• _A run of records_
»»

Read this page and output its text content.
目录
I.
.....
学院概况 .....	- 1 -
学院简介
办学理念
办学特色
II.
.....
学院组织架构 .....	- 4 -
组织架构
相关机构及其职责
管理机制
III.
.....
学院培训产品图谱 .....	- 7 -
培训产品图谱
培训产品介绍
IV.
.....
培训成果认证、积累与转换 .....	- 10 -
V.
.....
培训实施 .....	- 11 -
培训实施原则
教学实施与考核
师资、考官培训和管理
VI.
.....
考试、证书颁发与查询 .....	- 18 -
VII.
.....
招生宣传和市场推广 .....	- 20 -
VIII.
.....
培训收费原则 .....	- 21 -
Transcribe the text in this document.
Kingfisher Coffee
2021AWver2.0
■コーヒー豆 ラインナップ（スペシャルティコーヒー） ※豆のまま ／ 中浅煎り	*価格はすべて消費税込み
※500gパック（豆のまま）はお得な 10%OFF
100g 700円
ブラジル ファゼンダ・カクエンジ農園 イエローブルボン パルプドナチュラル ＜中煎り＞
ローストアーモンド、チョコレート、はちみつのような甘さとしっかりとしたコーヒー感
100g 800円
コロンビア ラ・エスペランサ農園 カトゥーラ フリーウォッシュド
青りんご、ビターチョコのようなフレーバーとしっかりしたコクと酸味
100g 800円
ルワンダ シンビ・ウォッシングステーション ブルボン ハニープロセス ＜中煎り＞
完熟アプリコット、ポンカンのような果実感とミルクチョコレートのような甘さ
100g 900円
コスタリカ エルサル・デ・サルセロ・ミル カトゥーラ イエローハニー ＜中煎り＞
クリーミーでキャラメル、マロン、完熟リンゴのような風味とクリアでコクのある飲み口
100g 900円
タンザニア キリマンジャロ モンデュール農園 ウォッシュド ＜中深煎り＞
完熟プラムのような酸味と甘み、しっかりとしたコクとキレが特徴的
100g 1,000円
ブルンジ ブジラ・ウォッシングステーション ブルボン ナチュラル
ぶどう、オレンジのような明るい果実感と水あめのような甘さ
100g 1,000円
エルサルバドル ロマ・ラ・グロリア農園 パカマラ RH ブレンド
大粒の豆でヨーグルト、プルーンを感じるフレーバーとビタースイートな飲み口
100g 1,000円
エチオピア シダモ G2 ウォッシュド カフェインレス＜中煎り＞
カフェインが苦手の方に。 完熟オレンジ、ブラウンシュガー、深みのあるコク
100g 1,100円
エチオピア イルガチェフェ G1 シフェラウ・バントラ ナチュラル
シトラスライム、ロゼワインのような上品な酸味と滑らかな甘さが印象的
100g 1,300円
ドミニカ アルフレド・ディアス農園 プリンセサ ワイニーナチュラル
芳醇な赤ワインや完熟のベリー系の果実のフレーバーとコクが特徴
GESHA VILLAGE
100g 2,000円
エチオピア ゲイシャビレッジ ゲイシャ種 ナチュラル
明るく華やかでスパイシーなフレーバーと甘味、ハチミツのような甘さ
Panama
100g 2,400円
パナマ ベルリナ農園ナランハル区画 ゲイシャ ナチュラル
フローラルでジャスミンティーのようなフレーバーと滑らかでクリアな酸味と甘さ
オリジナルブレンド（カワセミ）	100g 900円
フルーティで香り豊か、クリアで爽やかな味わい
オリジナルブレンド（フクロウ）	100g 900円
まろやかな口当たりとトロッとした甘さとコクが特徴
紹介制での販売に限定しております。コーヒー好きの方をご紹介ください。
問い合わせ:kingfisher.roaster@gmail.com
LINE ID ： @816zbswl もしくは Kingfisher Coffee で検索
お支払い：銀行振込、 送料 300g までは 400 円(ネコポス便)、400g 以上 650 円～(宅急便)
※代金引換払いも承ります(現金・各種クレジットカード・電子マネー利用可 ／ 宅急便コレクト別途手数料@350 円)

««

• _STATED TASK_
From the material above, copy each line that includes the word "Coffee".

• _FINISHED TASK_
Kingfisher Coffee
LINE ID ： @816zbswl もしくは Kingfisher Coffee で検索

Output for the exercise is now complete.